Data for this task
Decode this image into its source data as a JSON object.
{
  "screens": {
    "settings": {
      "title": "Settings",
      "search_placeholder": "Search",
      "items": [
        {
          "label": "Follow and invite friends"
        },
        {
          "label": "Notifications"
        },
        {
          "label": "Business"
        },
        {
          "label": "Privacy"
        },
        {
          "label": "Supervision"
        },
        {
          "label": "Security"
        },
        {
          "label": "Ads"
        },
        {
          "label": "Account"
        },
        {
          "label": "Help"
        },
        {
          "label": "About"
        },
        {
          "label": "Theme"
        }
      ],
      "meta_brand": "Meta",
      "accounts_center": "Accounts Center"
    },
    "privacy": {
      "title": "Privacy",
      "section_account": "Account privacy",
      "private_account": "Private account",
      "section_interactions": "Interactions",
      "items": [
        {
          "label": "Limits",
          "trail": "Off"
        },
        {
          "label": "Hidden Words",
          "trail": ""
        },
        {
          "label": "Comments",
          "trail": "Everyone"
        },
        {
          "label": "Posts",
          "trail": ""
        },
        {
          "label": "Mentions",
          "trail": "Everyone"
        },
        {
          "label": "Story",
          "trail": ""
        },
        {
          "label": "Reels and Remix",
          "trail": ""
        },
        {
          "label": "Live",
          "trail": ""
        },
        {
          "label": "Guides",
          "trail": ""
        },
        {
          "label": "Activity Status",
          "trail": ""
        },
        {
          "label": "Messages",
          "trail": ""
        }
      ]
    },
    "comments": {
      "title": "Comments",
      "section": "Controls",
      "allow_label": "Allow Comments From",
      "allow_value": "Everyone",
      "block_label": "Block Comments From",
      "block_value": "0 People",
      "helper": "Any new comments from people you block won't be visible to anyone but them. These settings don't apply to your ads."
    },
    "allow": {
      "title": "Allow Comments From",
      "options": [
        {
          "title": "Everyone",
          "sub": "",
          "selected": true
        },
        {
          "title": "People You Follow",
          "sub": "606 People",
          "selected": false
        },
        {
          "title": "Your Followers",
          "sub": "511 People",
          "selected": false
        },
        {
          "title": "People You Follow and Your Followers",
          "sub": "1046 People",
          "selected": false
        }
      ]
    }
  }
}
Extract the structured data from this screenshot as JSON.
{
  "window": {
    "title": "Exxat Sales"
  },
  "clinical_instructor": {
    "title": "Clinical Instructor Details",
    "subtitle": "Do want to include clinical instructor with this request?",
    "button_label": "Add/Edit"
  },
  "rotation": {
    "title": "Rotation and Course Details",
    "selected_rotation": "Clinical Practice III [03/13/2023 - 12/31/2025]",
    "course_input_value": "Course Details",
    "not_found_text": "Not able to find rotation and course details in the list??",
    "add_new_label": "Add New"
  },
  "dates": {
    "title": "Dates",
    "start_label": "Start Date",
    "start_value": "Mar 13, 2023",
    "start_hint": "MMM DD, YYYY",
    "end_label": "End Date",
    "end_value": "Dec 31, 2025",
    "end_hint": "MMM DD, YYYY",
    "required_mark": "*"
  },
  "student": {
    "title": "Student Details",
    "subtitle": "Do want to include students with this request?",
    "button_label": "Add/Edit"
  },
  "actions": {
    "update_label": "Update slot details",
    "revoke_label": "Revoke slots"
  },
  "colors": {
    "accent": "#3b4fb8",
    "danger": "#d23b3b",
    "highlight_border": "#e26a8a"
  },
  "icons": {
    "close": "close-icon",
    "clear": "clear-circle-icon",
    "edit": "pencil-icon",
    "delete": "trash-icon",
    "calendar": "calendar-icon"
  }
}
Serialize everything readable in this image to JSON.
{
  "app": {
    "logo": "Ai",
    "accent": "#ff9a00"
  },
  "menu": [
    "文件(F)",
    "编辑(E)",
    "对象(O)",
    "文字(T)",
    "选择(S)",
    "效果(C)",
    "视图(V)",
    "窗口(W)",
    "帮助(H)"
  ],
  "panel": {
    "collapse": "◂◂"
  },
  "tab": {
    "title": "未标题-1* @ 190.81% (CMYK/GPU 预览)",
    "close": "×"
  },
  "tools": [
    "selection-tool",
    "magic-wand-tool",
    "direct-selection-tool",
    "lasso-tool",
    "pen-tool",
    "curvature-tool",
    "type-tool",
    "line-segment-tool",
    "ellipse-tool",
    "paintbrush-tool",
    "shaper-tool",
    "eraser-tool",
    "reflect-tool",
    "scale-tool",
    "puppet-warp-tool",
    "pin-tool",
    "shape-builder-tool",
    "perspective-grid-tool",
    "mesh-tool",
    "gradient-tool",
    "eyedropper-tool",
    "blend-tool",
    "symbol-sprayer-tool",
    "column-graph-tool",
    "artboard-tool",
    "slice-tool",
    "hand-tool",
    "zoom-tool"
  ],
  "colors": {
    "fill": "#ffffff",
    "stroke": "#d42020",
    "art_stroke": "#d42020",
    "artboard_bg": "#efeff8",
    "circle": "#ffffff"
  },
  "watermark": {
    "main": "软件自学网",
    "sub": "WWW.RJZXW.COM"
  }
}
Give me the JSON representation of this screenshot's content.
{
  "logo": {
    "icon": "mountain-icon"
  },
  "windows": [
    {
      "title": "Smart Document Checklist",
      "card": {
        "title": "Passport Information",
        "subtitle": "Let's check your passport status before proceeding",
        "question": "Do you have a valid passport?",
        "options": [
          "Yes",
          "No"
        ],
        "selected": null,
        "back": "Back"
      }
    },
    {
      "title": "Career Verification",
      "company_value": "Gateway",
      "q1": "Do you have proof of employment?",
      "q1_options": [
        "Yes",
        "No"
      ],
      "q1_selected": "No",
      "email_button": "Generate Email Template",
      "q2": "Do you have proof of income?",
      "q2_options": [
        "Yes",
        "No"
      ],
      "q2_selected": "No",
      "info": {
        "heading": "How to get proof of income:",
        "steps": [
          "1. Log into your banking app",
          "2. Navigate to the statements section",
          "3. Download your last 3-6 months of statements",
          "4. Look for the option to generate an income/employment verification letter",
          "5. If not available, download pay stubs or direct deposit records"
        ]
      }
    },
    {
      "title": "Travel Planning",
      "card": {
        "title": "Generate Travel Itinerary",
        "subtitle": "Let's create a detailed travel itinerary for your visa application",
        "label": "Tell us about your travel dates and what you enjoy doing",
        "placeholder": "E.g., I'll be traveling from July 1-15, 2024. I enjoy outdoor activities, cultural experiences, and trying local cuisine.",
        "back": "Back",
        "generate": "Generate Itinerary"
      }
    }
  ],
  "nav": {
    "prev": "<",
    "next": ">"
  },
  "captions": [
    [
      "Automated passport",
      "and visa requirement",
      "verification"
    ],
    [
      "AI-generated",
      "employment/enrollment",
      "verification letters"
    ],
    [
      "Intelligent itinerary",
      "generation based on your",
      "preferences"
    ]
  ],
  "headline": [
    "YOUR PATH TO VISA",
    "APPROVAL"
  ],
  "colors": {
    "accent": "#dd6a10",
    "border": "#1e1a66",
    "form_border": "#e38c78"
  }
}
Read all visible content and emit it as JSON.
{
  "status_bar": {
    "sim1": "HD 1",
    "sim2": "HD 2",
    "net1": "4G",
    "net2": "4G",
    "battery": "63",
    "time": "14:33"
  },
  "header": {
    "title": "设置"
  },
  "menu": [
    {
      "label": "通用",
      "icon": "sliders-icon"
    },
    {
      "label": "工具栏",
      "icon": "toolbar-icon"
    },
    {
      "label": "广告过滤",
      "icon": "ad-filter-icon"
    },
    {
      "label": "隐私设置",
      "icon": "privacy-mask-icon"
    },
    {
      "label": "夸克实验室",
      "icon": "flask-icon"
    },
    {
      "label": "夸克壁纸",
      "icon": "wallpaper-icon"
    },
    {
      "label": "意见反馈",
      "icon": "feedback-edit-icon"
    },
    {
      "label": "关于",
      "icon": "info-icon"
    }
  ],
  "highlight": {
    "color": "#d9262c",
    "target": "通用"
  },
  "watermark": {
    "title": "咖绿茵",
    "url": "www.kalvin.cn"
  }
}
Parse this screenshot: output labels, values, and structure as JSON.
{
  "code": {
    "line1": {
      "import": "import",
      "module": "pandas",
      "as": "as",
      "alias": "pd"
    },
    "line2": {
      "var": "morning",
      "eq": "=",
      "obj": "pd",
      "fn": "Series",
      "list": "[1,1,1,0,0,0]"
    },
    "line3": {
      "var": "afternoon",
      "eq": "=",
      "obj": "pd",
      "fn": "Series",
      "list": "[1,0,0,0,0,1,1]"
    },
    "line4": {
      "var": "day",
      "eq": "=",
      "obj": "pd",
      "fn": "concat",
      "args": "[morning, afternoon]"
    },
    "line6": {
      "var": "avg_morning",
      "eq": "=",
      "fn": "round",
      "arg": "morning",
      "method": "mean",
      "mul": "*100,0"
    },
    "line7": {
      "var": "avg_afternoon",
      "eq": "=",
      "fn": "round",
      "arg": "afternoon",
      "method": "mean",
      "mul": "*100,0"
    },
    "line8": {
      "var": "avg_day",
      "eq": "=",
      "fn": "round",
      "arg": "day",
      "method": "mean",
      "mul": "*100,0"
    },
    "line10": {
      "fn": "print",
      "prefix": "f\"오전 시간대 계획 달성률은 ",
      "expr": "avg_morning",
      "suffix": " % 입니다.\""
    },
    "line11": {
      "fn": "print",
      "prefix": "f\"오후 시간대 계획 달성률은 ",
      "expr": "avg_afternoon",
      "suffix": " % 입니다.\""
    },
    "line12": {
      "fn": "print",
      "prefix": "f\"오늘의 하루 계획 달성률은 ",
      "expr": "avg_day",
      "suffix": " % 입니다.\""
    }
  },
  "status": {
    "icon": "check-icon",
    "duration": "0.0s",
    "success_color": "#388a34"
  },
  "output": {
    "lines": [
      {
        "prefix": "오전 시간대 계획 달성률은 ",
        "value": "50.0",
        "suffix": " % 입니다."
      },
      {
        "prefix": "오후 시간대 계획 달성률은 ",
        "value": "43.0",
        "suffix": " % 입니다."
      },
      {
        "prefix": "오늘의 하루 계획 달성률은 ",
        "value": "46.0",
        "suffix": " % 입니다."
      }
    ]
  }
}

Task description
Return, from the data, each line that has the word "request" in it.

Answer to the exercise
    "subtitle": "Do want to include clinical instructor with this request?",
    "subtitle": "Do want to include students with this request?",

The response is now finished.